◆ Written instruction
Report the count of lines below that include "data", without any other text.

◆ Entries supplied
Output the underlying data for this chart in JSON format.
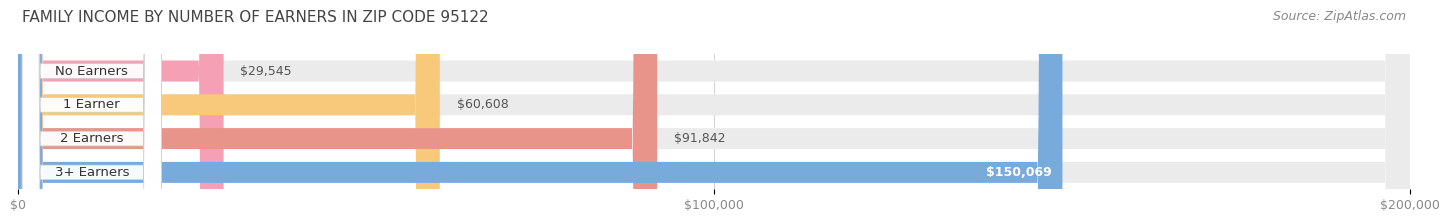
{
  "title": "FAMILY INCOME BY NUMBER OF EARNERS IN ZIP CODE 95122",
  "source": "Source: ZipAtlas.com",
  "categories": [
    "No Earners",
    "1 Earner",
    "2 Earners",
    "3+ Earners"
  ],
  "values": [
    29545,
    60608,
    91842,
    150069
  ],
  "bar_colors": [
    "#f5a0b5",
    "#f8c97a",
    "#e8948a",
    "#78aadc"
  ],
  "bar_bg_color": "#ebebeb",
  "value_labels": [
    "$29,545",
    "$60,608",
    "$91,842",
    "$150,069"
  ],
  "xmax": 200000,
  "xticks": [
    0,
    100000,
    200000
  ],
  "xtick_labels": [
    "$0",
    "$100,000",
    "$200,000"
  ],
  "background_color": "#ffffff",
  "title_fontsize": 11,
  "source_fontsize": 9,
  "bar_label_fontsize": 9.5,
  "value_fontsize": 9,
  "tick_fontsize": 9,
  "bar_height": 0.62,
  "bar_spacing": 1.0
}
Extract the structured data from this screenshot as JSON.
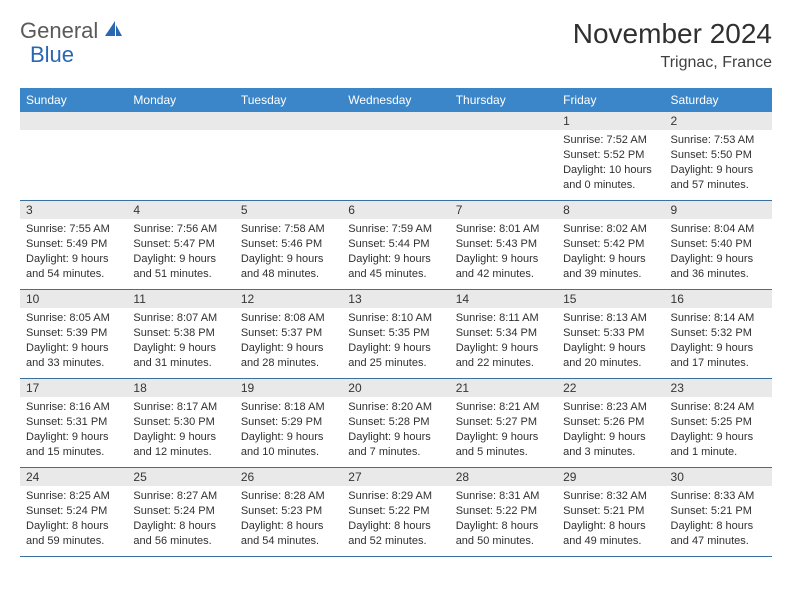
{
  "brand": {
    "part1": "General",
    "part2": "Blue"
  },
  "title": "November 2024",
  "location": "Trignac, France",
  "colors": {
    "header_bg": "#3b86c8",
    "daynum_bg": "#e9e9e9",
    "rule": "#3b6fa0",
    "text": "#303030",
    "brand_gray": "#5a5a5a",
    "brand_blue": "#2968b0"
  },
  "weekdays": [
    "Sunday",
    "Monday",
    "Tuesday",
    "Wednesday",
    "Thursday",
    "Friday",
    "Saturday"
  ],
  "weeks": [
    [
      {
        "n": "",
        "sr": "",
        "ss": "",
        "dl": ""
      },
      {
        "n": "",
        "sr": "",
        "ss": "",
        "dl": ""
      },
      {
        "n": "",
        "sr": "",
        "ss": "",
        "dl": ""
      },
      {
        "n": "",
        "sr": "",
        "ss": "",
        "dl": ""
      },
      {
        "n": "",
        "sr": "",
        "ss": "",
        "dl": ""
      },
      {
        "n": "1",
        "sr": "Sunrise: 7:52 AM",
        "ss": "Sunset: 5:52 PM",
        "dl": "Daylight: 10 hours and 0 minutes."
      },
      {
        "n": "2",
        "sr": "Sunrise: 7:53 AM",
        "ss": "Sunset: 5:50 PM",
        "dl": "Daylight: 9 hours and 57 minutes."
      }
    ],
    [
      {
        "n": "3",
        "sr": "Sunrise: 7:55 AM",
        "ss": "Sunset: 5:49 PM",
        "dl": "Daylight: 9 hours and 54 minutes."
      },
      {
        "n": "4",
        "sr": "Sunrise: 7:56 AM",
        "ss": "Sunset: 5:47 PM",
        "dl": "Daylight: 9 hours and 51 minutes."
      },
      {
        "n": "5",
        "sr": "Sunrise: 7:58 AM",
        "ss": "Sunset: 5:46 PM",
        "dl": "Daylight: 9 hours and 48 minutes."
      },
      {
        "n": "6",
        "sr": "Sunrise: 7:59 AM",
        "ss": "Sunset: 5:44 PM",
        "dl": "Daylight: 9 hours and 45 minutes."
      },
      {
        "n": "7",
        "sr": "Sunrise: 8:01 AM",
        "ss": "Sunset: 5:43 PM",
        "dl": "Daylight: 9 hours and 42 minutes."
      },
      {
        "n": "8",
        "sr": "Sunrise: 8:02 AM",
        "ss": "Sunset: 5:42 PM",
        "dl": "Daylight: 9 hours and 39 minutes."
      },
      {
        "n": "9",
        "sr": "Sunrise: 8:04 AM",
        "ss": "Sunset: 5:40 PM",
        "dl": "Daylight: 9 hours and 36 minutes."
      }
    ],
    [
      {
        "n": "10",
        "sr": "Sunrise: 8:05 AM",
        "ss": "Sunset: 5:39 PM",
        "dl": "Daylight: 9 hours and 33 minutes."
      },
      {
        "n": "11",
        "sr": "Sunrise: 8:07 AM",
        "ss": "Sunset: 5:38 PM",
        "dl": "Daylight: 9 hours and 31 minutes."
      },
      {
        "n": "12",
        "sr": "Sunrise: 8:08 AM",
        "ss": "Sunset: 5:37 PM",
        "dl": "Daylight: 9 hours and 28 minutes."
      },
      {
        "n": "13",
        "sr": "Sunrise: 8:10 AM",
        "ss": "Sunset: 5:35 PM",
        "dl": "Daylight: 9 hours and 25 minutes."
      },
      {
        "n": "14",
        "sr": "Sunrise: 8:11 AM",
        "ss": "Sunset: 5:34 PM",
        "dl": "Daylight: 9 hours and 22 minutes."
      },
      {
        "n": "15",
        "sr": "Sunrise: 8:13 AM",
        "ss": "Sunset: 5:33 PM",
        "dl": "Daylight: 9 hours and 20 minutes."
      },
      {
        "n": "16",
        "sr": "Sunrise: 8:14 AM",
        "ss": "Sunset: 5:32 PM",
        "dl": "Daylight: 9 hours and 17 minutes."
      }
    ],
    [
      {
        "n": "17",
        "sr": "Sunrise: 8:16 AM",
        "ss": "Sunset: 5:31 PM",
        "dl": "Daylight: 9 hours and 15 minutes."
      },
      {
        "n": "18",
        "sr": "Sunrise: 8:17 AM",
        "ss": "Sunset: 5:30 PM",
        "dl": "Daylight: 9 hours and 12 minutes."
      },
      {
        "n": "19",
        "sr": "Sunrise: 8:18 AM",
        "ss": "Sunset: 5:29 PM",
        "dl": "Daylight: 9 hours and 10 minutes."
      },
      {
        "n": "20",
        "sr": "Sunrise: 8:20 AM",
        "ss": "Sunset: 5:28 PM",
        "dl": "Daylight: 9 hours and 7 minutes."
      },
      {
        "n": "21",
        "sr": "Sunrise: 8:21 AM",
        "ss": "Sunset: 5:27 PM",
        "dl": "Daylight: 9 hours and 5 minutes."
      },
      {
        "n": "22",
        "sr": "Sunrise: 8:23 AM",
        "ss": "Sunset: 5:26 PM",
        "dl": "Daylight: 9 hours and 3 minutes."
      },
      {
        "n": "23",
        "sr": "Sunrise: 8:24 AM",
        "ss": "Sunset: 5:25 PM",
        "dl": "Daylight: 9 hours and 1 minute."
      }
    ],
    [
      {
        "n": "24",
        "sr": "Sunrise: 8:25 AM",
        "ss": "Sunset: 5:24 PM",
        "dl": "Daylight: 8 hours and 59 minutes."
      },
      {
        "n": "25",
        "sr": "Sunrise: 8:27 AM",
        "ss": "Sunset: 5:24 PM",
        "dl": "Daylight: 8 hours and 56 minutes."
      },
      {
        "n": "26",
        "sr": "Sunrise: 8:28 AM",
        "ss": "Sunset: 5:23 PM",
        "dl": "Daylight: 8 hours and 54 minutes."
      },
      {
        "n": "27",
        "sr": "Sunrise: 8:29 AM",
        "ss": "Sunset: 5:22 PM",
        "dl": "Daylight: 8 hours and 52 minutes."
      },
      {
        "n": "28",
        "sr": "Sunrise: 8:31 AM",
        "ss": "Sunset: 5:22 PM",
        "dl": "Daylight: 8 hours and 50 minutes."
      },
      {
        "n": "29",
        "sr": "Sunrise: 8:32 AM",
        "ss": "Sunset: 5:21 PM",
        "dl": "Daylight: 8 hours and 49 minutes."
      },
      {
        "n": "30",
        "sr": "Sunrise: 8:33 AM",
        "ss": "Sunset: 5:21 PM",
        "dl": "Daylight: 8 hours and 47 minutes."
      }
    ]
  ]
}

◆ The answer
2